Your objective: Please copy these lines word for word, keeping every one.

Labeled box records:
--*--

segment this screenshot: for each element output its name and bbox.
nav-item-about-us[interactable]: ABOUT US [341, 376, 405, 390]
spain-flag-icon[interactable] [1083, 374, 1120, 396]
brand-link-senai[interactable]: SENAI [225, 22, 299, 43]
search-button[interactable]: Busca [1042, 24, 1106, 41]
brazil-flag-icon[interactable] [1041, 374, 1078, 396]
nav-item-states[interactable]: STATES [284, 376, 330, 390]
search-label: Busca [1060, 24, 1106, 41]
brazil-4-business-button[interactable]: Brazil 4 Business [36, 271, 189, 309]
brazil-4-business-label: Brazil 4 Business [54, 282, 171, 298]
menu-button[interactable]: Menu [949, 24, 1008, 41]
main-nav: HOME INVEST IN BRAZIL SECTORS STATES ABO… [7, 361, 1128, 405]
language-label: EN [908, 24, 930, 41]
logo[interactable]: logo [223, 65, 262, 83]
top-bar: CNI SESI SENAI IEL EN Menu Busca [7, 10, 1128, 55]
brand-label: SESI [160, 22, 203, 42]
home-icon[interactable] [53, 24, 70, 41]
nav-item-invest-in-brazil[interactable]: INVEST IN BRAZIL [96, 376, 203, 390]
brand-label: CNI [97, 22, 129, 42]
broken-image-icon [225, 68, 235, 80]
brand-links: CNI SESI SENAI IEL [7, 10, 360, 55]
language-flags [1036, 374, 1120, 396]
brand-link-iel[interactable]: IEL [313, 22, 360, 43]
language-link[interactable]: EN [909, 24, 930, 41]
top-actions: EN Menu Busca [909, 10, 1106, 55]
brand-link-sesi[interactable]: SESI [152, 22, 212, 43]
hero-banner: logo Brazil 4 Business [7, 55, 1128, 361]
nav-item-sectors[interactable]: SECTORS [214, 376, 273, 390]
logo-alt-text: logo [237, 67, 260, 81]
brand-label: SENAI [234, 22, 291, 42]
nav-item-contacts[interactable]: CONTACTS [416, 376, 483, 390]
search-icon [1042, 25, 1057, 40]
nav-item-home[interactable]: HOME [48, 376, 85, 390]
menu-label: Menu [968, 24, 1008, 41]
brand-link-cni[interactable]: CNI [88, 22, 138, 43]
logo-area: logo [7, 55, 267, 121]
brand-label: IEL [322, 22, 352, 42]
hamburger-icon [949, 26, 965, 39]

--*--

Response to the task:
segment this screenshot: for each element output its name and bbox.
nav-item-about-us[interactable]: ABOUT US [341, 376, 405, 390]
spain-flag-icon[interactable] [1083, 374, 1120, 396]
brand-link-senai[interactable]: SENAI [225, 22, 299, 43]
search-button[interactable]: Busca [1042, 24, 1106, 41]
brazil-flag-icon[interactable] [1041, 374, 1078, 396]
nav-item-states[interactable]: STATES [284, 376, 330, 390]
search-label: Busca [1060, 24, 1106, 41]
brazil-4-business-button[interactable]: Brazil 4 Business [36, 271, 189, 309]
brazil-4-business-label: Brazil 4 Business [54, 282, 171, 298]
menu-button[interactable]: Menu [949, 24, 1008, 41]
main-nav: HOME INVEST IN BRAZIL SECTORS STATES ABO… [7, 361, 1128, 405]
language-label: EN [908, 24, 930, 41]
logo[interactable]: logo [223, 65, 262, 83]
top-bar: CNI SESI SENAI IEL EN Menu Busca [7, 10, 1128, 55]
brand-label: SESI [160, 22, 203, 42]
home-icon[interactable] [53, 24, 70, 41]
nav-item-invest-in-brazil[interactable]: INVEST IN BRAZIL [96, 376, 203, 390]
brand-label: CNI [97, 22, 129, 42]
broken-image-icon [225, 68, 235, 80]
brand-links: CNI SESI SENAI IEL [7, 10, 360, 55]
language-flags [1036, 374, 1120, 396]
brand-link-iel[interactable]: IEL [313, 22, 360, 43]
language-link[interactable]: EN [909, 24, 930, 41]
top-actions: EN Menu Busca [909, 10, 1106, 55]
brand-link-sesi[interactable]: SESI [152, 22, 212, 43]
hero-banner: logo Brazil 4 Business [7, 55, 1128, 361]
nav-item-sectors[interactable]: SECTORS [214, 376, 273, 390]
logo-alt-text: logo [237, 67, 260, 81]
brand-label: SENAI [234, 22, 291, 42]
nav-item-contacts[interactable]: CONTACTS [416, 376, 483, 390]
search-icon [1042, 25, 1057, 40]
nav-item-home[interactable]: HOME [48, 376, 85, 390]
menu-label: Menu [968, 24, 1008, 41]
brand-link-cni[interactable]: CNI [88, 22, 138, 43]
logo-area: logo [7, 55, 267, 121]
brand-label: IEL [322, 22, 352, 42]
hamburger-icon [949, 26, 965, 39]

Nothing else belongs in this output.